Your instructions
Copy all lines that contain the word "enemies".

==== Data rows

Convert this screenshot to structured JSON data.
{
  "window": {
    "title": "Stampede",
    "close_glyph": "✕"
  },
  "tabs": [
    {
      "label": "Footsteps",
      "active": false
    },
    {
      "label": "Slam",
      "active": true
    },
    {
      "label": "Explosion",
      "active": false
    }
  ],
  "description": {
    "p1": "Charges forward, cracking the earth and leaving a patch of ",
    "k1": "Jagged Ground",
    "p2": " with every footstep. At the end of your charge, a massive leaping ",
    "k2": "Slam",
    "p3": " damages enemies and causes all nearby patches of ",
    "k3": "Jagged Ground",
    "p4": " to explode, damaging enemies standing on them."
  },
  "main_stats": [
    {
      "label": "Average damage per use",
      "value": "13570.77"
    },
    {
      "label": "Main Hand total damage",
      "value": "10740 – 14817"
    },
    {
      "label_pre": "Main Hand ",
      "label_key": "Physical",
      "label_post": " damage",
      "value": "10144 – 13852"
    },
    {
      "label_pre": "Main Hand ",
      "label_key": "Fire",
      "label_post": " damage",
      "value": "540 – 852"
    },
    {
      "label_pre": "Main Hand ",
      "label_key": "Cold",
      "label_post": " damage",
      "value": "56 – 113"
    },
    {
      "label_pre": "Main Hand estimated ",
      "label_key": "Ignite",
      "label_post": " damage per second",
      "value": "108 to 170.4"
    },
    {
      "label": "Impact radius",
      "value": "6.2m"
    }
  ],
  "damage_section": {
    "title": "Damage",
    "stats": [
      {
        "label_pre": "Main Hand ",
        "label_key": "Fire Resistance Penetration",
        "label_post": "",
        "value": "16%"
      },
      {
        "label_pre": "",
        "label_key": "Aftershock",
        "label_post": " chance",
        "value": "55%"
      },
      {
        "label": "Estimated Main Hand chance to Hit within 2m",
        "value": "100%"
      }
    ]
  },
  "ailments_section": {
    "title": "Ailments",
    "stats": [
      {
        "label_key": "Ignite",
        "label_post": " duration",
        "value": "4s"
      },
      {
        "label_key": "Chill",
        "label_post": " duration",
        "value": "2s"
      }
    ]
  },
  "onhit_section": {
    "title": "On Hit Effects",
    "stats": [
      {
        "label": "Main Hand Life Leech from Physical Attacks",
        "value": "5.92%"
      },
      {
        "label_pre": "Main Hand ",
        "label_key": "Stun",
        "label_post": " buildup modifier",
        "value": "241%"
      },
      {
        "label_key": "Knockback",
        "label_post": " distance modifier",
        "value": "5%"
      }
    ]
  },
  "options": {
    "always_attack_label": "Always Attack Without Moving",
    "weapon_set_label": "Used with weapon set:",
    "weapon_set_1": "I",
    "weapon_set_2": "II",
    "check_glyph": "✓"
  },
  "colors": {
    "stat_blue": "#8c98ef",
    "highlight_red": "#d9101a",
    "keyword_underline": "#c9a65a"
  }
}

========
==== Data rows

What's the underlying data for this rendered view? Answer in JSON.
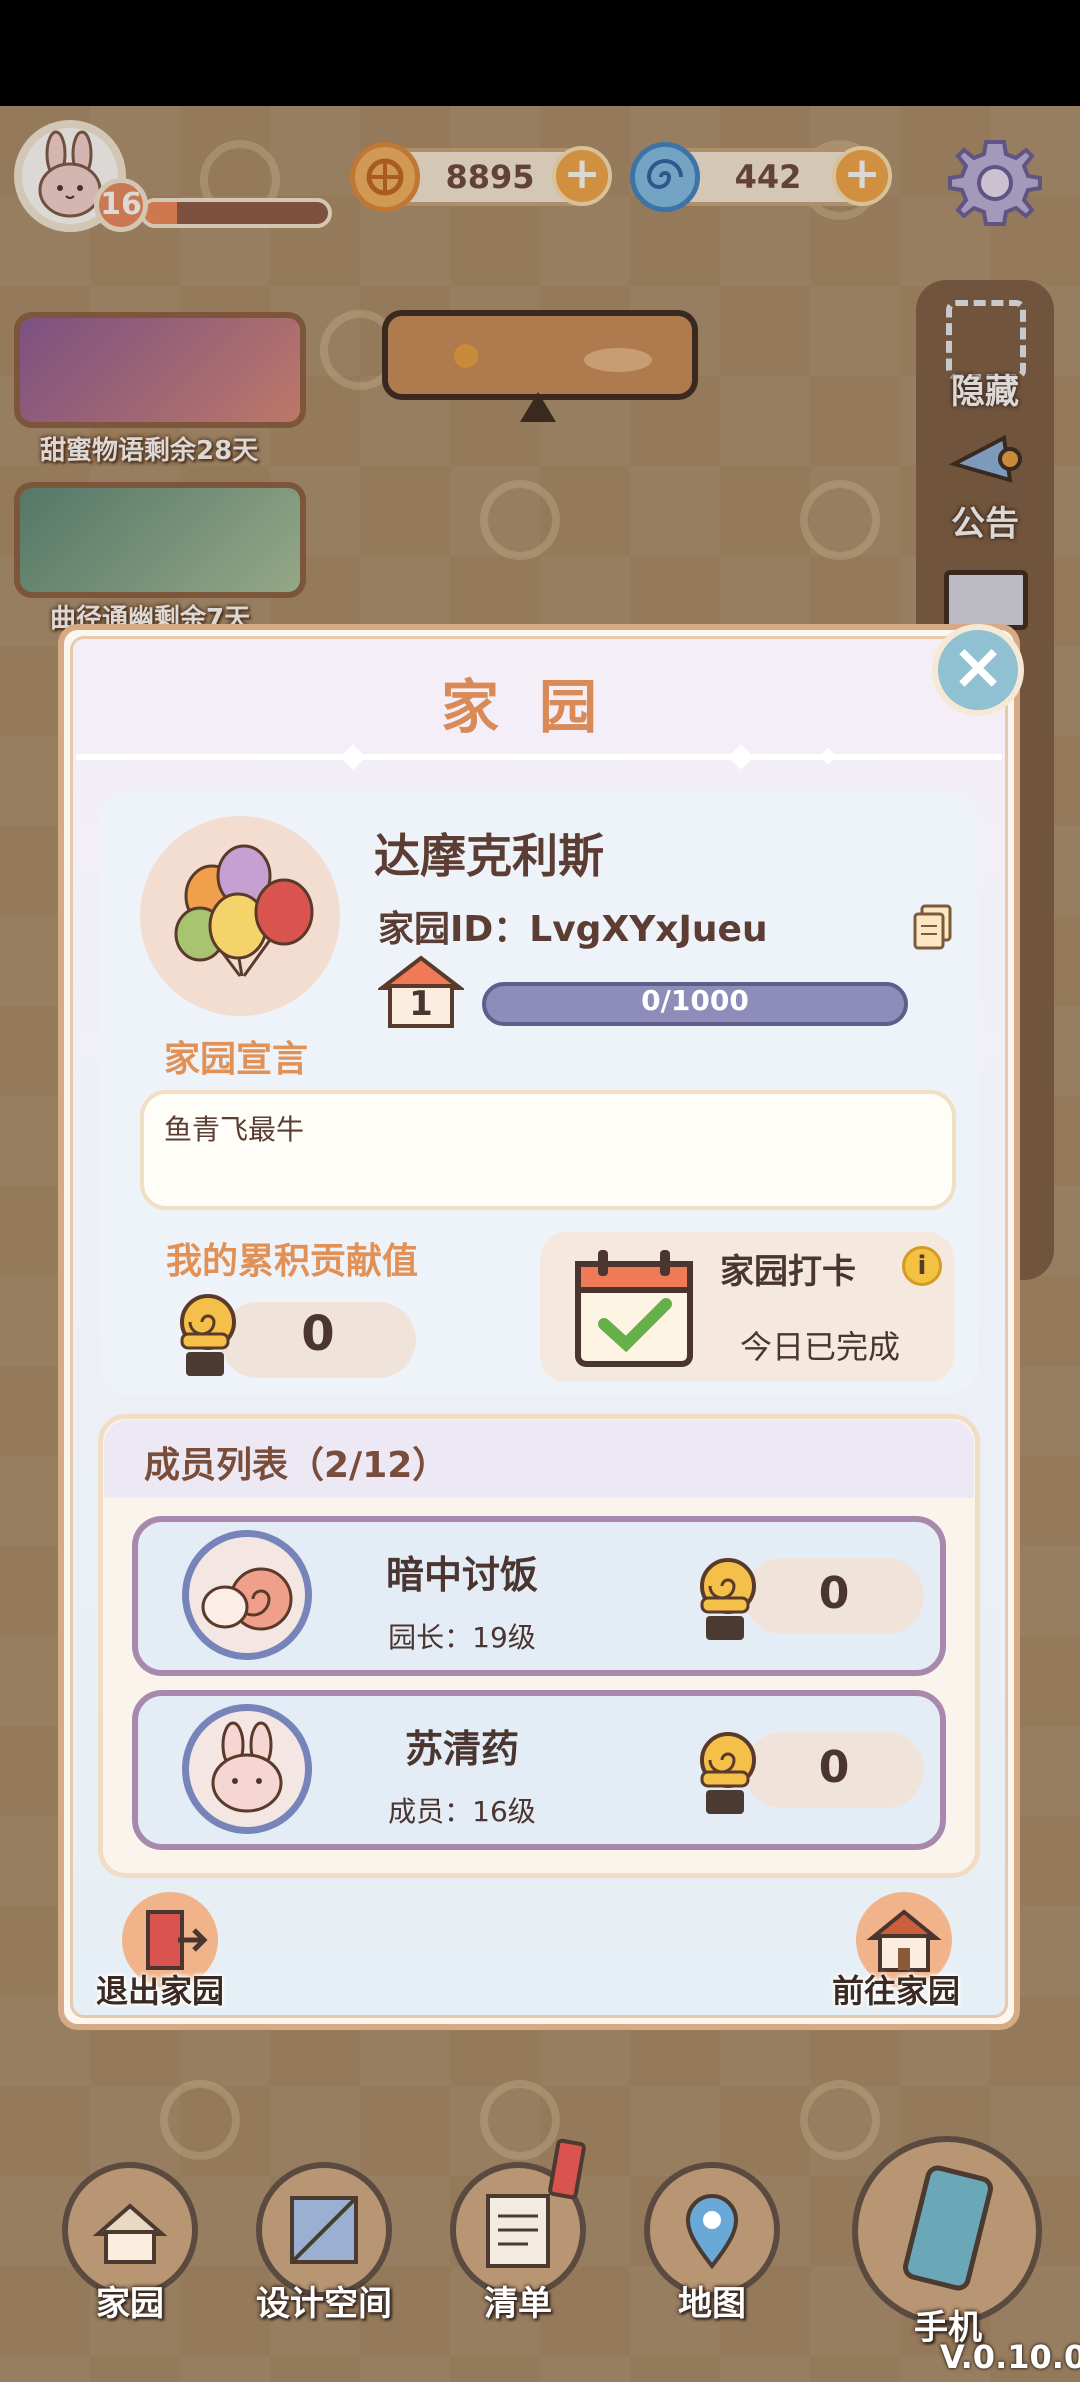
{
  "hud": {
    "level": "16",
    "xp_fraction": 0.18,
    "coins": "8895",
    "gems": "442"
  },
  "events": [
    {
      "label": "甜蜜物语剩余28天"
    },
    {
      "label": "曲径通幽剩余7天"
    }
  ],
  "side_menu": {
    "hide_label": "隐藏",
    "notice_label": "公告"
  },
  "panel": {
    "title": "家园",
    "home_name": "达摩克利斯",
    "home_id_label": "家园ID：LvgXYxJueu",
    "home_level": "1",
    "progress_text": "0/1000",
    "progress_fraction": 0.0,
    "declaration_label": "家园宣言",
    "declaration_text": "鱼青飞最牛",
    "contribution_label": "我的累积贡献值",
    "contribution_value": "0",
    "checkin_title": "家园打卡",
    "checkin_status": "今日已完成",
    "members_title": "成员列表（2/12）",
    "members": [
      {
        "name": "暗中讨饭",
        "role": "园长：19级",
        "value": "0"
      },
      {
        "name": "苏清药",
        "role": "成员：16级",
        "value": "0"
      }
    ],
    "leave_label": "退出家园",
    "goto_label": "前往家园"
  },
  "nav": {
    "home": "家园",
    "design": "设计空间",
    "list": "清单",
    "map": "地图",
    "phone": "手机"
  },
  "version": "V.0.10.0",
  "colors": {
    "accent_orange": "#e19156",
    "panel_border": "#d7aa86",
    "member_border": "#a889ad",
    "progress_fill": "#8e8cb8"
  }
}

========
==== Data rows

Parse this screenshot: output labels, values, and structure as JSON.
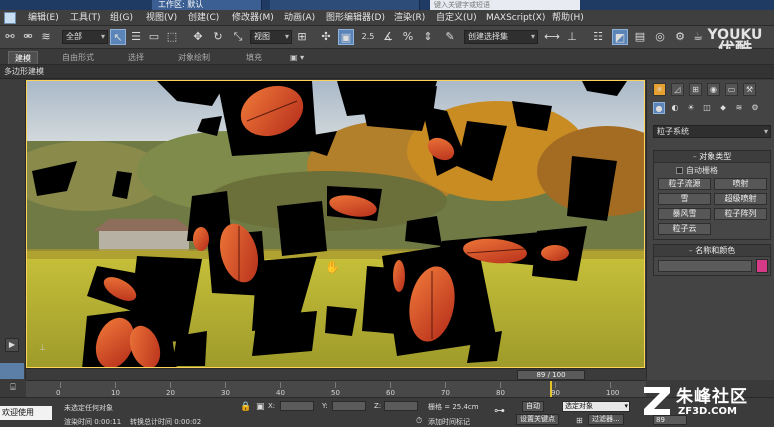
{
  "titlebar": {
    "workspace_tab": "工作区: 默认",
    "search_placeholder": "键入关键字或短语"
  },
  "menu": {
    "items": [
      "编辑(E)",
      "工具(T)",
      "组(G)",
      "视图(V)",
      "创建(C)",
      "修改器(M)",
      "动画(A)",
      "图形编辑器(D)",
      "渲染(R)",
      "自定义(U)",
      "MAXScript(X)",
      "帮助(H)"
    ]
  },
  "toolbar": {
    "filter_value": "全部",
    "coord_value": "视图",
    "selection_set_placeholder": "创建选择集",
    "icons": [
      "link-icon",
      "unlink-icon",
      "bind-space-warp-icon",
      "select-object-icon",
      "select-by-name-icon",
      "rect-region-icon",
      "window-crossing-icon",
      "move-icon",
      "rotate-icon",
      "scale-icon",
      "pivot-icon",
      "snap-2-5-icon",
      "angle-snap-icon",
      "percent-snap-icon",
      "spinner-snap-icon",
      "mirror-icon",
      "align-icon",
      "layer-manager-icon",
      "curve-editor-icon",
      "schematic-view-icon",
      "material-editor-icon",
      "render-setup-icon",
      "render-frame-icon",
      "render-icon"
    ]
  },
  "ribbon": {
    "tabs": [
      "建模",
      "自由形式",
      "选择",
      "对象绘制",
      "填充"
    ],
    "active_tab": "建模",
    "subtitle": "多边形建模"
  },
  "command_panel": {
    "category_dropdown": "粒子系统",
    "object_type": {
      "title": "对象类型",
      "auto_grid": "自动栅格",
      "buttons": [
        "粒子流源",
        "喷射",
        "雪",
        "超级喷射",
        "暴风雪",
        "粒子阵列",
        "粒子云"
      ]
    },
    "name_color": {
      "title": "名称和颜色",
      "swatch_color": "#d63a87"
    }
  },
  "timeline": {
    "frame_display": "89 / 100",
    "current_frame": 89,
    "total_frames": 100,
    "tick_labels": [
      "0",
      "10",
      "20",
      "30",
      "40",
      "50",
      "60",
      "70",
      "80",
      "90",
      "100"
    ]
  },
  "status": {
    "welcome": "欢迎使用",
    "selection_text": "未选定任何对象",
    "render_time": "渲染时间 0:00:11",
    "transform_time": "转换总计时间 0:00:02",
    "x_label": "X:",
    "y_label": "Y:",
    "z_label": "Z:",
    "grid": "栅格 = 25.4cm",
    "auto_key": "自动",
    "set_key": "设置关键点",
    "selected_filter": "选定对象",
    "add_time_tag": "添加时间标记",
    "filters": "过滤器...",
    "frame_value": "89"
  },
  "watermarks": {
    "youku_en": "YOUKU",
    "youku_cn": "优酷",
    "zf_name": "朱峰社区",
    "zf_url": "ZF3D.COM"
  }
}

========

Finished answer
    "p3": " damages enemies and causes all nearby patches of ",
    "p4": " to explode, damaging enemies standing on them."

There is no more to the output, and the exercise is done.